Check every line below for the word "value" and show those that hold it.
BEGIN Given records
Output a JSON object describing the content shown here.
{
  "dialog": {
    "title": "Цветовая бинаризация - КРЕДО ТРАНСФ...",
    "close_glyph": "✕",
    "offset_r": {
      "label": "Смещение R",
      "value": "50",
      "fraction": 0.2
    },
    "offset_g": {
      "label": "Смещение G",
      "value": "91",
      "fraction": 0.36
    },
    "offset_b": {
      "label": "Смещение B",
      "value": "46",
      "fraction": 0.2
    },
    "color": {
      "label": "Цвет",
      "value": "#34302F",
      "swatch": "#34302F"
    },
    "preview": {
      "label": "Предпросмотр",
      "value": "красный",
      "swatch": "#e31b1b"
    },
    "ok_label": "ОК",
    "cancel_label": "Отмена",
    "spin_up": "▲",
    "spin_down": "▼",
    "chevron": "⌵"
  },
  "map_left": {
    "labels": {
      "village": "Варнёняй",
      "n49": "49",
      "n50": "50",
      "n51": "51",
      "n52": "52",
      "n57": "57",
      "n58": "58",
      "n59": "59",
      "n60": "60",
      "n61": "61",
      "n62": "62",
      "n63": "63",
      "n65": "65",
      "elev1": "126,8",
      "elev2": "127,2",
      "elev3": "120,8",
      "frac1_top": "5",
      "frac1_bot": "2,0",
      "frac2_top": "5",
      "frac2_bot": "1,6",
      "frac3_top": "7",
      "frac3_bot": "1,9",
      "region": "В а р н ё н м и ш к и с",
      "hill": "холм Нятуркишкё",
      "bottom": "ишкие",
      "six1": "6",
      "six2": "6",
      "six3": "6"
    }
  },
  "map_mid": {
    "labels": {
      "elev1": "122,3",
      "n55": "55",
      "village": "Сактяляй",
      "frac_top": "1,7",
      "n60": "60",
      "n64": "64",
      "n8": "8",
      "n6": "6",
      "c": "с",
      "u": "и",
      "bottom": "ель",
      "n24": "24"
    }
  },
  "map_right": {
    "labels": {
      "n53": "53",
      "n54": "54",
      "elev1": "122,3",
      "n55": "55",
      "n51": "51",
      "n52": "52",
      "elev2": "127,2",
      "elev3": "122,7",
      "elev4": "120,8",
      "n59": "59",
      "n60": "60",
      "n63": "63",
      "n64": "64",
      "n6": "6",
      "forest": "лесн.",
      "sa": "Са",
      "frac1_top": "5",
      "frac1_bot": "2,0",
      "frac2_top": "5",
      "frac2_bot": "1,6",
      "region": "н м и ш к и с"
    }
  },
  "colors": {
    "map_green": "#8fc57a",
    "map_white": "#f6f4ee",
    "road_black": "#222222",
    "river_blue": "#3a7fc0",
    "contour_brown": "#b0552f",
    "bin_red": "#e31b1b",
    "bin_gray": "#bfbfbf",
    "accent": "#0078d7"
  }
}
END Given records
◆ Answer for this exercise:
      "value": "50",
      "value": "91",
      "value": "46",
      "value": "#34302F",
      "value": "красный",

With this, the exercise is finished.